_Written exercise_
From the records below, extract all the text exactly and leave the images behind.

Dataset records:

##########

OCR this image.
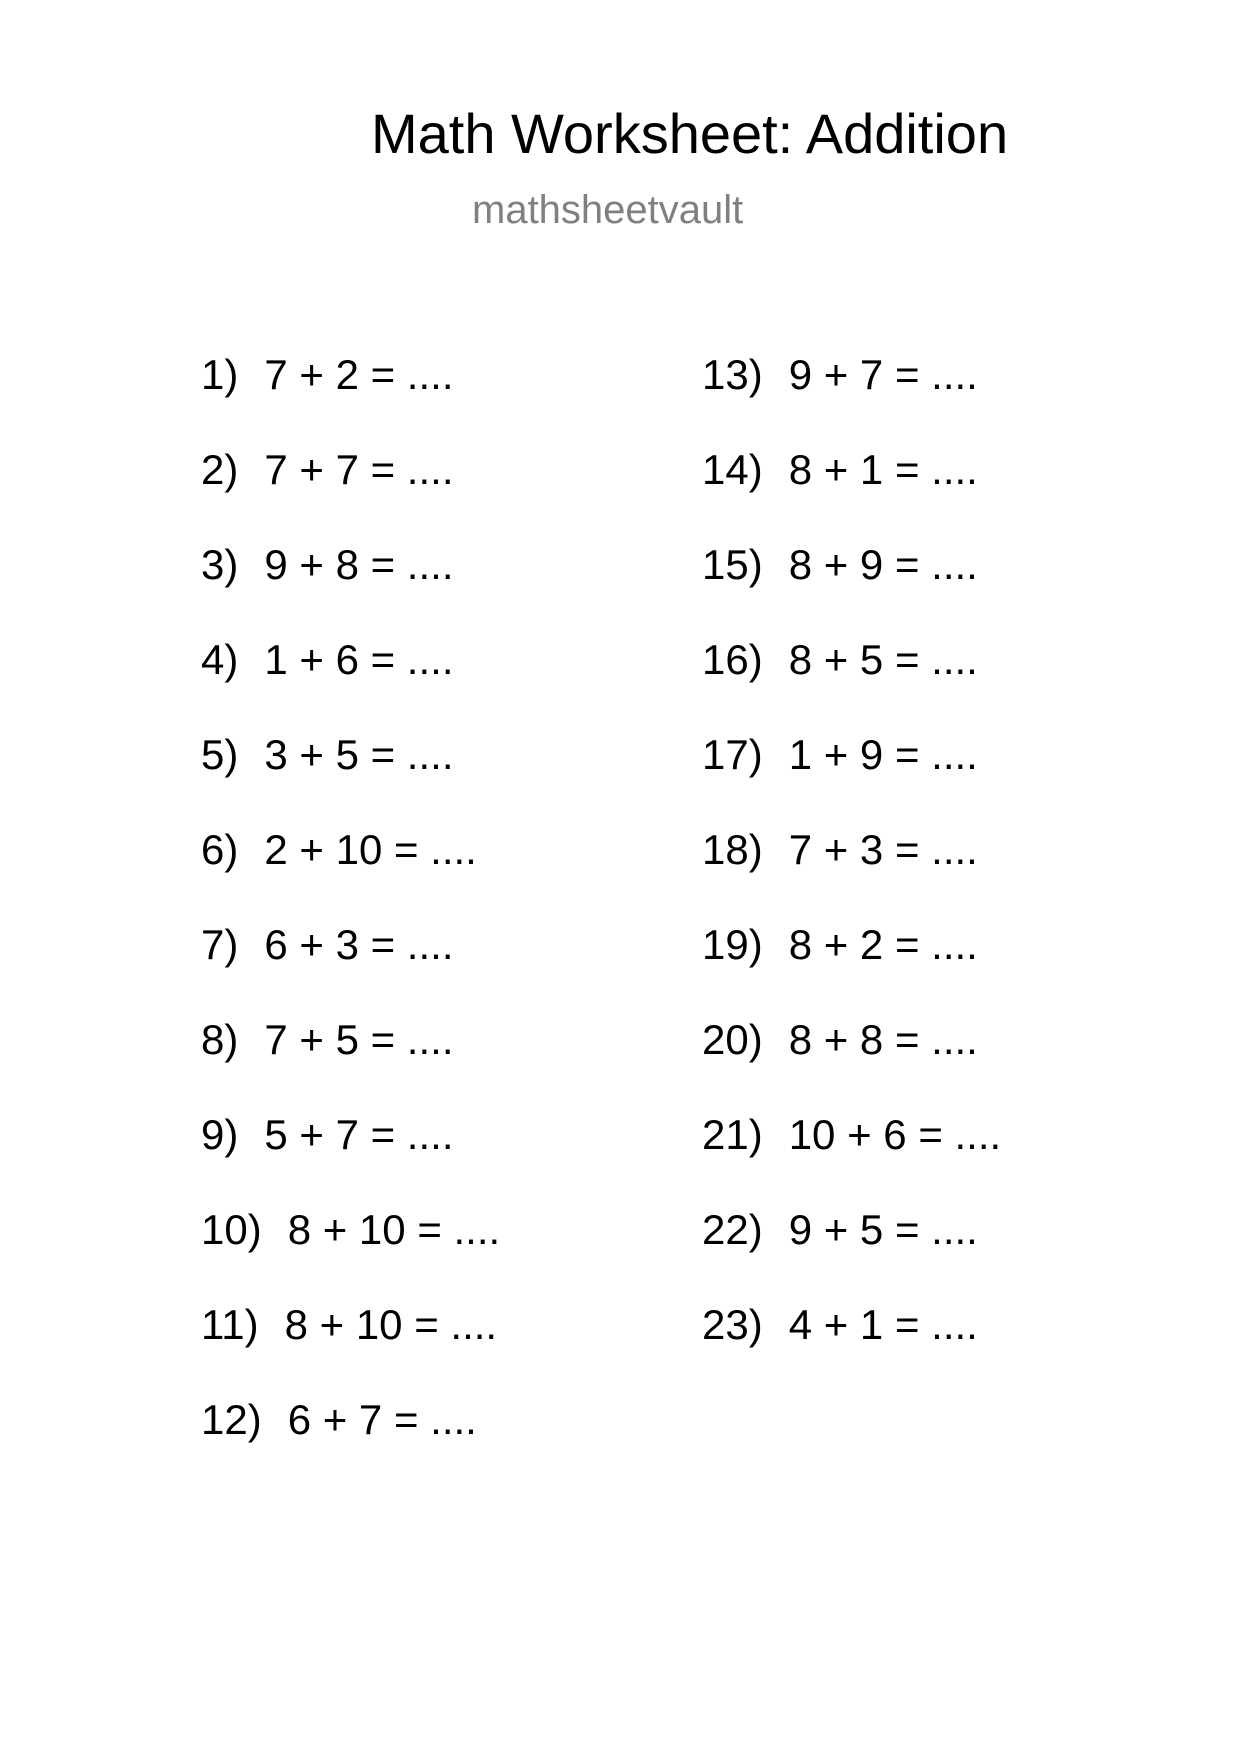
Math Worksheet: Addition
mathsheetvault
1) 7 + 2 = ....
2) 7 + 7 = ....
3) 9 + 8 = ....
4) 1 + 6 = ....
5) 3 + 5 = ....
6) 2 + 10 = ....
7) 6 + 3 = ....
8) 7 + 5 = ....
9) 5 + 7 = ....
10) 8 + 10 = ....
11) 8 + 10 = ....
12) 6 + 7 = ....
13) 9 + 7 = ....
14) 8 + 1 = ....
15) 8 + 9 = ....
16) 8 + 5 = ....
17) 1 + 9 = ....
18) 7 + 3 = ....
19) 8 + 2 = ....
20) 8 + 8 = ....
21) 10 + 6 = ....
22) 9 + 5 = ....
23) 4 + 1 = ....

##########

_Output of the exercise_
OCR this image.
Math Worksheet: Addition
mathsheetvault
1) 7 + 2 = ....
2) 7 + 7 = ....
3) 9 + 8 = ....
4) 1 + 6 = ....
5) 3 + 5 = ....
6) 2 + 10 = ....
7) 6 + 3 = ....
8) 7 + 5 = ....
9) 5 + 7 = ....
10) 8 + 10 = ....
11) 8 + 10 = ....
12) 6 + 7 = ....
13) 9 + 7 = ....
14) 8 + 1 = ....
15) 8 + 9 = ....
16) 8 + 5 = ....
17) 1 + 9 = ....
18) 7 + 3 = ....
19) 8 + 2 = ....
20) 8 + 8 = ....
21) 10 + 6 = ....
22) 9 + 5 = ....
23) 4 + 1 = ....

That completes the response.